Directions: Transcribe all the entries word for word, omitting any pictures they contain.

Provided data:

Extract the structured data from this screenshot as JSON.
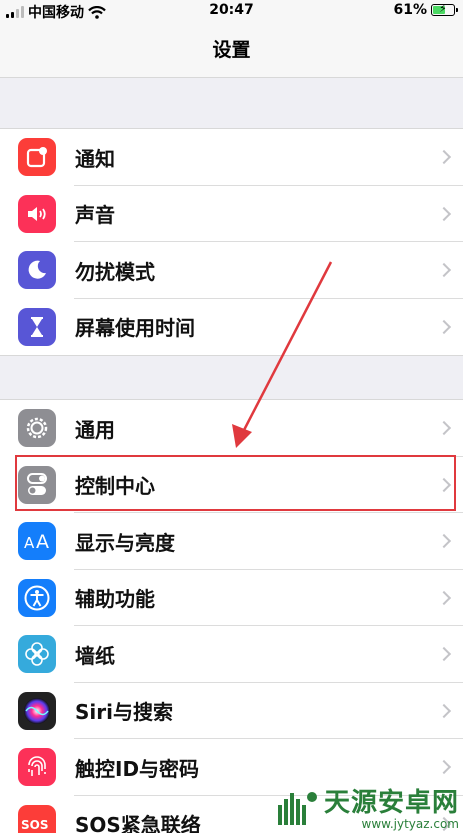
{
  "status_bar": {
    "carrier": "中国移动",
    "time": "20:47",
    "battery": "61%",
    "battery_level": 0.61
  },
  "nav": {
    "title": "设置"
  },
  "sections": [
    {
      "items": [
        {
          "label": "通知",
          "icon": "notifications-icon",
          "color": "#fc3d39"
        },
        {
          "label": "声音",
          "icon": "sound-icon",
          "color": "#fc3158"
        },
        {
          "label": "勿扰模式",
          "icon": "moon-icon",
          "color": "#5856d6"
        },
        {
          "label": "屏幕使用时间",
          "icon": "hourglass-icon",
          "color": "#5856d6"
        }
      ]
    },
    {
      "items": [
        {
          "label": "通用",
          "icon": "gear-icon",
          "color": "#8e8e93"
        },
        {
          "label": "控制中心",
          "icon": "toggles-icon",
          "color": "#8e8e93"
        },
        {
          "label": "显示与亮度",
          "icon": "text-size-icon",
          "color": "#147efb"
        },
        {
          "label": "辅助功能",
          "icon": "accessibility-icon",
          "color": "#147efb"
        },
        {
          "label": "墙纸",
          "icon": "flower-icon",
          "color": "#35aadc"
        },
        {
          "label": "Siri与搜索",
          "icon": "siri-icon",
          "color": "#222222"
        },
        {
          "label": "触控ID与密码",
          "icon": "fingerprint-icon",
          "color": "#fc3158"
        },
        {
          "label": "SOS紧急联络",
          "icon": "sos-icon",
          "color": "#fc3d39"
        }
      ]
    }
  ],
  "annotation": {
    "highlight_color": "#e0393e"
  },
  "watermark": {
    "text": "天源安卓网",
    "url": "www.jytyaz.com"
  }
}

Exercise answer:
Extract the structured data from this screenshot as JSON.
{
  "status_bar": {
    "carrier": "中国移动",
    "time": "20:47",
    "battery": "61%",
    "battery_level": 0.61
  },
  "nav": {
    "title": "设置"
  },
  "sections": [
    {
      "items": [
        {
          "label": "通知",
          "icon": "notifications-icon",
          "color": "#fc3d39"
        },
        {
          "label": "声音",
          "icon": "sound-icon",
          "color": "#fc3158"
        },
        {
          "label": "勿扰模式",
          "icon": "moon-icon",
          "color": "#5856d6"
        },
        {
          "label": "屏幕使用时间",
          "icon": "hourglass-icon",
          "color": "#5856d6"
        }
      ]
    },
    {
      "items": [
        {
          "label": "通用",
          "icon": "gear-icon",
          "color": "#8e8e93"
        },
        {
          "label": "控制中心",
          "icon": "toggles-icon",
          "color": "#8e8e93"
        },
        {
          "label": "显示与亮度",
          "icon": "text-size-icon",
          "color": "#147efb"
        },
        {
          "label": "辅助功能",
          "icon": "accessibility-icon",
          "color": "#147efb"
        },
        {
          "label": "墙纸",
          "icon": "flower-icon",
          "color": "#35aadc"
        },
        {
          "label": "Siri与搜索",
          "icon": "siri-icon",
          "color": "#222222"
        },
        {
          "label": "触控ID与密码",
          "icon": "fingerprint-icon",
          "color": "#fc3158"
        },
        {
          "label": "SOS紧急联络",
          "icon": "sos-icon",
          "color": "#fc3d39"
        }
      ]
    }
  ],
  "annotation": {
    "highlight_color": "#e0393e"
  },
  "watermark": {
    "text": "天源安卓网",
    "url": "www.jytyaz.com"
  }
}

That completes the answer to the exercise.